所给文本 ->
********

二叉树算法习题:
1.二叉树自下而上,自左到右的层次遍历算法
void ReverseVisitTreeLevel(BiTree tr)
2.非递归算法求解二叉树的高度
int GetHeight(BiTree tr)
3.递归算法求解二叉树的高度
int GetHeightCircle(BiTree tr)
4.二叉树各个值不同,先序和中序遍历序列分别存于数组A[1…n],B[1…n]中, 算法建立该二叉树链表
BiTree BuildTreeBeforeAndIn(int A[], int B[], int h1, int t1, int h2, int t2)
5.二叉树用二叉链表形式存储,写一个判定二叉树是否是完全二叉树的算法, 思路:层次遍历,遇到空节点,检查队列是否有节点
bool isCompleteTree(BiTree tr)
6.二叉树采用二叉链表存储,尝试设计一个算法, 计算一颗给定二叉树的所有双分支节点数
int DoubleNodeNumber(BiTree tr)
7.把二叉树中,所有节点的左右子树交换
void ExchangeLeftAndRight(BiTree tr)
函数定义:
BiTree.h
#include <stack>
#include <iostream>
#include <malloc.h>
#include <queue>
typedef struct BiNode
{
int data;
struct BiNode *lchild, *rchild;
} BiNode, *BiTree;
/**
* 前序遍历,递归
*/
void VisitTreeHead(BiTree tr)
{
if (tr)
{
std::cout << char(tr->data) << " ";
VisitTreeHead(tr->lchild);
VisitTreeHead(tr->rchild);
}
}
/**
* 前序遍历,非递归
*/
void TreeNodeHead(BiTree tr)

********

所列记录 ->
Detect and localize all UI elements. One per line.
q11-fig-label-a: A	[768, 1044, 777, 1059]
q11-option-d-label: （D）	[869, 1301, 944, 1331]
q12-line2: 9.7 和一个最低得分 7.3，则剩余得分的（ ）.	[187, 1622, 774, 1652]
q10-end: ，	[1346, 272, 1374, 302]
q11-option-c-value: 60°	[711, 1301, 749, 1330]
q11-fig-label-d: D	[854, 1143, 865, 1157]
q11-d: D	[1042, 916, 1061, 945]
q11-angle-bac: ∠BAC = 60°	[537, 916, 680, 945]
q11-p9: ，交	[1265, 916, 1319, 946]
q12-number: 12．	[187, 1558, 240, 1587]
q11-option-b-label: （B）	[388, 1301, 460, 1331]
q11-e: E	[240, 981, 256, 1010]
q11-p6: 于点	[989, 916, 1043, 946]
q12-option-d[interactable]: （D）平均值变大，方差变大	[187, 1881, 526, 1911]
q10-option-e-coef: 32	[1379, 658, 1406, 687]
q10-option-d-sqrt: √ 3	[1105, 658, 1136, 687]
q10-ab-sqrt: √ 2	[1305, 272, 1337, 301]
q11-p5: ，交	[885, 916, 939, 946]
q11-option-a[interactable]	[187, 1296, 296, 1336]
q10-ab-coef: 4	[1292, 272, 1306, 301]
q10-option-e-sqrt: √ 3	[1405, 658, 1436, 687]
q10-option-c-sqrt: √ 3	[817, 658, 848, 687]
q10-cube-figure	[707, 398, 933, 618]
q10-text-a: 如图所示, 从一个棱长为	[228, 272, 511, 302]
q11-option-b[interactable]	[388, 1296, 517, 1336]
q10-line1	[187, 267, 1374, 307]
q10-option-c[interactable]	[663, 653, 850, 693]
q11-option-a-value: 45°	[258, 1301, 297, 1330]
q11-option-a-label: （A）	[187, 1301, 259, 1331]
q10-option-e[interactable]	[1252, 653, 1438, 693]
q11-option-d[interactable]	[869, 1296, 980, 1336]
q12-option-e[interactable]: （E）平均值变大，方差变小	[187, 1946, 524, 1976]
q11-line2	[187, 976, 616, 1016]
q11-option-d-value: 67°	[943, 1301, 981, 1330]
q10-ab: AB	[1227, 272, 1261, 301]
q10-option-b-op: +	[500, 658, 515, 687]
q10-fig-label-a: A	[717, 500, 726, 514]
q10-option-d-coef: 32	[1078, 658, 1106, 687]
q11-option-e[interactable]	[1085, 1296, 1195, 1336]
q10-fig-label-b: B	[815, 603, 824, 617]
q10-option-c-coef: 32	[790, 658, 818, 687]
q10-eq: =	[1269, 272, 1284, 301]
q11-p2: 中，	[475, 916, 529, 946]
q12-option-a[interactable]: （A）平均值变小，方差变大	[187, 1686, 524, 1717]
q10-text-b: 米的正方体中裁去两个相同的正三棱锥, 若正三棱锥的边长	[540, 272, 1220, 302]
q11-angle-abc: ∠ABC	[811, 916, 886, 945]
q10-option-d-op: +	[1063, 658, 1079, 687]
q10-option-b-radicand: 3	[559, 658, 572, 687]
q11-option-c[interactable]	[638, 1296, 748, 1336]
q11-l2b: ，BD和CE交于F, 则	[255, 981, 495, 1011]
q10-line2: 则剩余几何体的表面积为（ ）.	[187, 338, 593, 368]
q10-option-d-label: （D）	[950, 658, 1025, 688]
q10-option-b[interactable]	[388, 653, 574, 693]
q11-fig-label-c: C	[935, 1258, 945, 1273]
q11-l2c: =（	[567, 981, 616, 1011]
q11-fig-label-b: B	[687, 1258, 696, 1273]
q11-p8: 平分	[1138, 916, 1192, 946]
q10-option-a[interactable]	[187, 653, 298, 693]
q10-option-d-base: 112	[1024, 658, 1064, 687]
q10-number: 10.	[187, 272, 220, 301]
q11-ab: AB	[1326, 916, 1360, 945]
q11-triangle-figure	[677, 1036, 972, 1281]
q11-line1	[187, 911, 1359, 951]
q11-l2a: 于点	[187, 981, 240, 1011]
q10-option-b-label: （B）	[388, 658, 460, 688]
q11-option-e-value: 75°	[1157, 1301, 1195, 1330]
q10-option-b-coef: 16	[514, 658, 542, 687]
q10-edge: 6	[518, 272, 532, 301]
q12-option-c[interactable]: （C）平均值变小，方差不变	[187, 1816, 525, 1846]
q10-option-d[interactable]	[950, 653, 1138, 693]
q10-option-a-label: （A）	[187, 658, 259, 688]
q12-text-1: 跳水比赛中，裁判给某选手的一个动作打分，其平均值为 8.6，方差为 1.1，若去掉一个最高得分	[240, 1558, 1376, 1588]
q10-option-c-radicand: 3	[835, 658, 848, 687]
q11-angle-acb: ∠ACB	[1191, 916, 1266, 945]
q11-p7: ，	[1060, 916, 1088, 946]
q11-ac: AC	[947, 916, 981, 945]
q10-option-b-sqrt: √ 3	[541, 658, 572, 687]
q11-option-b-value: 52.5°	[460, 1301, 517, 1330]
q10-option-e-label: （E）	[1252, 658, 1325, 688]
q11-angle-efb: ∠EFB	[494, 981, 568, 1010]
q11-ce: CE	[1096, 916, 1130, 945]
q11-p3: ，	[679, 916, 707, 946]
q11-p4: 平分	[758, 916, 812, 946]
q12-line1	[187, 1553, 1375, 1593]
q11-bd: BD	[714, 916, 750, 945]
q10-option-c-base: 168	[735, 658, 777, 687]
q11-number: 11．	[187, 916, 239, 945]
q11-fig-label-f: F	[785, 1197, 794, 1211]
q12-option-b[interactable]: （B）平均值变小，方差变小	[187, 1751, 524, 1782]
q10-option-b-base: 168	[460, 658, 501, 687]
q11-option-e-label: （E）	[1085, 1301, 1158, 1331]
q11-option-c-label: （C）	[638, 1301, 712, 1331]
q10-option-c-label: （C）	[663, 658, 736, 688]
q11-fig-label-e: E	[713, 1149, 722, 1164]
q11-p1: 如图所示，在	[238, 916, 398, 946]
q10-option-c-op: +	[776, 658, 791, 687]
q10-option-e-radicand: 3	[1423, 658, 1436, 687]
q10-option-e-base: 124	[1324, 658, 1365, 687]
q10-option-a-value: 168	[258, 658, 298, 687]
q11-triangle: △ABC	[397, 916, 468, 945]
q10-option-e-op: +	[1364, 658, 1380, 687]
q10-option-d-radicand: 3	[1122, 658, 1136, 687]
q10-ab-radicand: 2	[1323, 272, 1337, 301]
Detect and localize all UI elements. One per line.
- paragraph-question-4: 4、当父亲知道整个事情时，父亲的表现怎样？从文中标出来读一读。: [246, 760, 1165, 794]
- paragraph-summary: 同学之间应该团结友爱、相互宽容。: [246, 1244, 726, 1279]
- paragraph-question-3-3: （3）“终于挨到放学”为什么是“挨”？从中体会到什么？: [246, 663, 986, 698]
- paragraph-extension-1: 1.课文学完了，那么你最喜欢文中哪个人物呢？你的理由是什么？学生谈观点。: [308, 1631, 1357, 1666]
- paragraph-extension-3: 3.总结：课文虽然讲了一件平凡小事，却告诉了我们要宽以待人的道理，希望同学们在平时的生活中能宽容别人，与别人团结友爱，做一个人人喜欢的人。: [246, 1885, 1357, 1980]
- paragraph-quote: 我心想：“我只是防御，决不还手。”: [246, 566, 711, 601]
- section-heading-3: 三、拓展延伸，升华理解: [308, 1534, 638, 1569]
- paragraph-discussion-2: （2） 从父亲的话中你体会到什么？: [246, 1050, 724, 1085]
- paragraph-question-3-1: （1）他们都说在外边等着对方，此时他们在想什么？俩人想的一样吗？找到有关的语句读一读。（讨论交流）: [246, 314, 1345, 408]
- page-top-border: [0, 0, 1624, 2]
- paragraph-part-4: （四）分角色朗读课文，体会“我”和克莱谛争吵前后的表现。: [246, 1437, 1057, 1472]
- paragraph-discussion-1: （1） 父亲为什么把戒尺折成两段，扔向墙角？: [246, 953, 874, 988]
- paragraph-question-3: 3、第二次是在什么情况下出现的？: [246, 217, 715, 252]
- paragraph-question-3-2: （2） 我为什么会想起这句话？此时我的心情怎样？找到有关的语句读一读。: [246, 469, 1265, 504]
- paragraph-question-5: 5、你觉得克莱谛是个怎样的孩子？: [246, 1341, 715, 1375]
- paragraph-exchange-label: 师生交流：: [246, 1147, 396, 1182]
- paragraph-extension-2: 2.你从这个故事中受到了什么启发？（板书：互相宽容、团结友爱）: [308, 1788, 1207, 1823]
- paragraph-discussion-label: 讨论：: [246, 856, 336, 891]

********

任务提示 ->
根据所给文本回答：
(a) 第5题判定完全二叉树的思路是什么？
(b) 结构体 BiNode 中的成员 data 是什么类型？
(c) 第4题中先序和中序遍历序列分别存于哪两个数组？

本题输出 ->
(a) 层次遍历，遇到空节点时检查队列中是否还有节点。
(b) int。
(c) 先序序列存于 A[1…n]，中序序列存于 B[1…n]。